### WHAT YOU ARE ASKED TO DO
Report each line of the data that has "عمارت" somewhere in it.

### WORKING DATA
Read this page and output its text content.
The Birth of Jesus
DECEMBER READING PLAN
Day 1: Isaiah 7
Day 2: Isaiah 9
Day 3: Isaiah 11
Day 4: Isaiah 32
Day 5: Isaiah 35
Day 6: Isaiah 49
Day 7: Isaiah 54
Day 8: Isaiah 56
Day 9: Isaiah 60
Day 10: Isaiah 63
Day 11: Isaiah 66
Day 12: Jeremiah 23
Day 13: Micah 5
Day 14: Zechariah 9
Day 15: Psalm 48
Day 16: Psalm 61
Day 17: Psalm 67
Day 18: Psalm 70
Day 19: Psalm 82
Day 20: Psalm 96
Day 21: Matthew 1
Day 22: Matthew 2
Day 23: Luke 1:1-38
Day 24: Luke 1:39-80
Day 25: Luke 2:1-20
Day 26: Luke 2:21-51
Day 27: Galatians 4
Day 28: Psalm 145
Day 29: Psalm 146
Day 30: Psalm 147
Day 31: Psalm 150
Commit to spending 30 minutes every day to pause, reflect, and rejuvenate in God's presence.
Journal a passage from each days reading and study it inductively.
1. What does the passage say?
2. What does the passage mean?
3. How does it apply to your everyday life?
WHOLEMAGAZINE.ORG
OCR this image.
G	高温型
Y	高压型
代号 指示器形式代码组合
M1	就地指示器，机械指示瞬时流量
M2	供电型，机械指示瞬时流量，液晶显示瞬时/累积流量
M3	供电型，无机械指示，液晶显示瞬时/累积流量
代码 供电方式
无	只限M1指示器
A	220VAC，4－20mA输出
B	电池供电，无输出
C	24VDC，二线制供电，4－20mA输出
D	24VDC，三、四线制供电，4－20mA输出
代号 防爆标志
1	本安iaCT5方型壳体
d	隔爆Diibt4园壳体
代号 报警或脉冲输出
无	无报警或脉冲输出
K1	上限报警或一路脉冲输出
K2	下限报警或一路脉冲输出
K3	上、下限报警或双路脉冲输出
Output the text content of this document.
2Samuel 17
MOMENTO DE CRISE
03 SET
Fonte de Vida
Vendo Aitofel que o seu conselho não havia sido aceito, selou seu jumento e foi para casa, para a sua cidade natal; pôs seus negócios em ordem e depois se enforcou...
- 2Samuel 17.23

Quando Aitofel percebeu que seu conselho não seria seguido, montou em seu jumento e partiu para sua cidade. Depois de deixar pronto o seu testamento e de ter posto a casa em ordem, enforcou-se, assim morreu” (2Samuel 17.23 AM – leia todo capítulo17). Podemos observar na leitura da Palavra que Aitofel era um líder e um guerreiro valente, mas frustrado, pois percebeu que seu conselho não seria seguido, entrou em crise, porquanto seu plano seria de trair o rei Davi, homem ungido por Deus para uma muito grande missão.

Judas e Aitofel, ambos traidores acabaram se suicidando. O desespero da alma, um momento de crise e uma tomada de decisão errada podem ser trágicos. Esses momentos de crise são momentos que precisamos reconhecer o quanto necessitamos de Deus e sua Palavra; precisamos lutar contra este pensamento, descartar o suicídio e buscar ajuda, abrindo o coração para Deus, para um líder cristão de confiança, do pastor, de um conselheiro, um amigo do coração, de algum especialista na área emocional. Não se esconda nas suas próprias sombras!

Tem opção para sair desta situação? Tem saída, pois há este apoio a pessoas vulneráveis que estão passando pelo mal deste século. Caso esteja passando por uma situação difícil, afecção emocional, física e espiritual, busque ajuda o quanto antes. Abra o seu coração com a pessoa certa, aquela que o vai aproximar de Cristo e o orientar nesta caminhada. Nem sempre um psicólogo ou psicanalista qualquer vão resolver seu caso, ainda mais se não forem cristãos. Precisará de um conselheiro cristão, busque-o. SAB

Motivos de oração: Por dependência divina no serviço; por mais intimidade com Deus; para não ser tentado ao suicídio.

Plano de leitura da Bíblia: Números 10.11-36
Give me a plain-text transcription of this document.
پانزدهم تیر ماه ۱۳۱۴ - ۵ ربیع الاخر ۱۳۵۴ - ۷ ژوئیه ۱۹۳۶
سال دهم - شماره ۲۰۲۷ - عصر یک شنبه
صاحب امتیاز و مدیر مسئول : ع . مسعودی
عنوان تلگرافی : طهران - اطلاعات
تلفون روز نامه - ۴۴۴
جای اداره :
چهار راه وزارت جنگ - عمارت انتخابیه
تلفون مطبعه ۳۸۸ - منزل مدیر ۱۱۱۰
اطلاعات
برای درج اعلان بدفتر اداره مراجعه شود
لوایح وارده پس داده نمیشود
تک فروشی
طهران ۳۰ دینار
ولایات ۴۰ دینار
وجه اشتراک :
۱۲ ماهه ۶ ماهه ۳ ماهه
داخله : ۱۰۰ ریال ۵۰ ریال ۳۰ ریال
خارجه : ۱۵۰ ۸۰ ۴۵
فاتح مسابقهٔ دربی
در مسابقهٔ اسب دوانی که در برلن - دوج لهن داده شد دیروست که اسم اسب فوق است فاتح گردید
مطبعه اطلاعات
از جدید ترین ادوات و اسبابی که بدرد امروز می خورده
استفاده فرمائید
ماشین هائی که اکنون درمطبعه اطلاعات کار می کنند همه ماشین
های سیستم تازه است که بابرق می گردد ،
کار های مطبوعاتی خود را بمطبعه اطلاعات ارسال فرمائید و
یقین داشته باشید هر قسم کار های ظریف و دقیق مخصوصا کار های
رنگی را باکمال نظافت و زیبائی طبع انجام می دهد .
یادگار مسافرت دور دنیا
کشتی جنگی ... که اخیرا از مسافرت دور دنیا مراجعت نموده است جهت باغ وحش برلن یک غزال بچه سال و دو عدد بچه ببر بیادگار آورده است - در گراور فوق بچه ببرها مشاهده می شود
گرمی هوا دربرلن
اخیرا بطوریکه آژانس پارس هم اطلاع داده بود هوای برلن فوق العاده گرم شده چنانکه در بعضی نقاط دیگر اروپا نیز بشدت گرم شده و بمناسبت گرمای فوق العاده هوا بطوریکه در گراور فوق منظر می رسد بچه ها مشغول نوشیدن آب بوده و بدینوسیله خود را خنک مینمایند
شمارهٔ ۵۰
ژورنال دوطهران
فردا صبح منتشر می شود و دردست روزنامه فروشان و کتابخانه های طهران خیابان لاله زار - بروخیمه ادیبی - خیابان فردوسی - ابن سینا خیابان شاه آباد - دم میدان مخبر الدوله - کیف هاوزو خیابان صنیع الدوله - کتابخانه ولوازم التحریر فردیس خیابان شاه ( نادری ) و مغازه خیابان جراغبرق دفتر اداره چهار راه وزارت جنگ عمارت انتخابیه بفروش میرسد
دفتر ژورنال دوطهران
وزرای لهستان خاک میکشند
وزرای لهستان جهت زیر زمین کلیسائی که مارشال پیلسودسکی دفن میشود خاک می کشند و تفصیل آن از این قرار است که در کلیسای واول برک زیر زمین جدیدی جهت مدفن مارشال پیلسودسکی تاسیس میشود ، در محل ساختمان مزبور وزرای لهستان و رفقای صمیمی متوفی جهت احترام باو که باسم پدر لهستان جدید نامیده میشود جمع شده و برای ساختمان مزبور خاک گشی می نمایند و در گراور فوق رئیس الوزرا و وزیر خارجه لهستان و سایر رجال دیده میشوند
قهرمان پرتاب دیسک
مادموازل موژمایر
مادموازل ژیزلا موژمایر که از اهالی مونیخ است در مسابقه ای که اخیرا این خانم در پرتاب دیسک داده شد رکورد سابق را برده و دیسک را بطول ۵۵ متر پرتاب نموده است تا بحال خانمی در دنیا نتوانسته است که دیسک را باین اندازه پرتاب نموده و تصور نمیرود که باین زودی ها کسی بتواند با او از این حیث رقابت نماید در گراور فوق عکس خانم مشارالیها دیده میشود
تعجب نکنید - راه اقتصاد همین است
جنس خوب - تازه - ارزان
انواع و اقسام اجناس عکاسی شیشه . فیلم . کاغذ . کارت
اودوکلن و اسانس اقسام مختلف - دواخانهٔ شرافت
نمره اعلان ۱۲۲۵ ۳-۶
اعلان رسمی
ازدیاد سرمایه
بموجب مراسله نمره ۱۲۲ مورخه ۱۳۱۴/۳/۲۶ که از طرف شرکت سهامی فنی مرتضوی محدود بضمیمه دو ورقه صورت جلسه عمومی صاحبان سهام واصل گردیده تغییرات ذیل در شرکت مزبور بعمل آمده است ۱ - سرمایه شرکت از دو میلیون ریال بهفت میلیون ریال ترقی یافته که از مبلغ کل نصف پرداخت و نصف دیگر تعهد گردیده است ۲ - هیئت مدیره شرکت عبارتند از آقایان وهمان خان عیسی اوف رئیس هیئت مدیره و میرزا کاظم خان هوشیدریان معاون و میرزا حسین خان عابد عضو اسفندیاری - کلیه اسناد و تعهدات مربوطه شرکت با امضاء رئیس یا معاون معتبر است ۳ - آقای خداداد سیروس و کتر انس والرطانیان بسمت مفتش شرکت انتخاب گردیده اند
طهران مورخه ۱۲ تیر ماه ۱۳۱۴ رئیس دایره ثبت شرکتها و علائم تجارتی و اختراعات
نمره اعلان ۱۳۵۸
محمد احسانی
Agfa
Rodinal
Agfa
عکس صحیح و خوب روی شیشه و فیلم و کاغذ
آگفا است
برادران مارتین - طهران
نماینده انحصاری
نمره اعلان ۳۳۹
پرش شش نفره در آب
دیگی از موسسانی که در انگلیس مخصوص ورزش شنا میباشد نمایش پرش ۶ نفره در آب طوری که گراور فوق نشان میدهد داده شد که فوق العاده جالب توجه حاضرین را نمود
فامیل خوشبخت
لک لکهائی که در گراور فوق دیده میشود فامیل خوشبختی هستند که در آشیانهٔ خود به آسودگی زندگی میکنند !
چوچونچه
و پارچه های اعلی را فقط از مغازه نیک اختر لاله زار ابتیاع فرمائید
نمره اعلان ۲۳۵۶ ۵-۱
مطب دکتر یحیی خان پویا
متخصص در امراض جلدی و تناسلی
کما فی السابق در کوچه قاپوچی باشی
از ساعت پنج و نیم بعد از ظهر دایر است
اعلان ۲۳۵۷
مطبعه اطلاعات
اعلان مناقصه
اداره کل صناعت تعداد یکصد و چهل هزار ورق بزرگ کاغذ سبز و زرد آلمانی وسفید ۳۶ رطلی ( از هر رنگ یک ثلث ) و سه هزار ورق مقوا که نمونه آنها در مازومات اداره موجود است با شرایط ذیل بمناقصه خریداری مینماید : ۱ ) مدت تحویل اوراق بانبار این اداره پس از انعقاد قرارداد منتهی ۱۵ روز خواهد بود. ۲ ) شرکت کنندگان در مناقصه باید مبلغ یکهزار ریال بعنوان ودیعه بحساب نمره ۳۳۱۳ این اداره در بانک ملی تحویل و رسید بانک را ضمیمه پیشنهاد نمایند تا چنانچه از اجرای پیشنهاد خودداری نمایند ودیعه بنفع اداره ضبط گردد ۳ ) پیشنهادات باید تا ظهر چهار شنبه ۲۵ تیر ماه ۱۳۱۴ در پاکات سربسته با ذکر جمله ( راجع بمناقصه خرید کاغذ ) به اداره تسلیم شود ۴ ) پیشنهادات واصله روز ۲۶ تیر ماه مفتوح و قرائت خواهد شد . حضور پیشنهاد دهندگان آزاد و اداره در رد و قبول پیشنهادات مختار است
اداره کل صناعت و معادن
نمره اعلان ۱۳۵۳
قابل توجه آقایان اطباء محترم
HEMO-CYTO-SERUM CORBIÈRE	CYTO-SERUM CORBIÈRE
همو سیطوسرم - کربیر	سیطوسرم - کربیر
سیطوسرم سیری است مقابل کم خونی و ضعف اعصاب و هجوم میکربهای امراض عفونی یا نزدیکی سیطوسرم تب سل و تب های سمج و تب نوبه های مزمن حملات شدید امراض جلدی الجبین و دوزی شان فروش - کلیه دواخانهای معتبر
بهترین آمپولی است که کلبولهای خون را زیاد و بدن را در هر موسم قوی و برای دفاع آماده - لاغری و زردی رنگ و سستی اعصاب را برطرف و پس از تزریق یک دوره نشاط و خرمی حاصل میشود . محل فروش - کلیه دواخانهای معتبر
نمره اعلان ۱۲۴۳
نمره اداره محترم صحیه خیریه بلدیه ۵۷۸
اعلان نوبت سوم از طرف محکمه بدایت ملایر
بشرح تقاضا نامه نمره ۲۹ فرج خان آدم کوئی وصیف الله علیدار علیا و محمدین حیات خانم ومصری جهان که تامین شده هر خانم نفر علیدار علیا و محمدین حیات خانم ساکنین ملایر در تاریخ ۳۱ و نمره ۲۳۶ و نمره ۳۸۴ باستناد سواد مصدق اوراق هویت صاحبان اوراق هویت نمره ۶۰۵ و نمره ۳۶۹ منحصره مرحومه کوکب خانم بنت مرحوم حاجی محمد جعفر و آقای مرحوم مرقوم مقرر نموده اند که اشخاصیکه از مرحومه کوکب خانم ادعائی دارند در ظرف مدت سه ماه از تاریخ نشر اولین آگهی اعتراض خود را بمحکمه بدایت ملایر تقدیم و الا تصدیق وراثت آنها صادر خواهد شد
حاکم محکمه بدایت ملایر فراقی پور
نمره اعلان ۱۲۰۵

### RESULT OF THIS TASK
چهار راه وزارت جنگ - عمارت انتخابیه
فردا صبح منتشر می شود و دردست روزنامه فروشان و کتابخانه های طهران خیابان لاله زار - بروخیمه ادیبی - خیابان فردوسی - ابن سینا خیابان شاه آباد - دم میدان مخبر الدوله - کیف هاوزو خیابان صنیع الدوله - کتابخانه ولوازم التحریر فردیس خیابان شاه ( نادری ) و مغازه خیابان جراغبرق دفتر اداره چهار راه وزارت جنگ عمارت انتخابیه بفروش میرسد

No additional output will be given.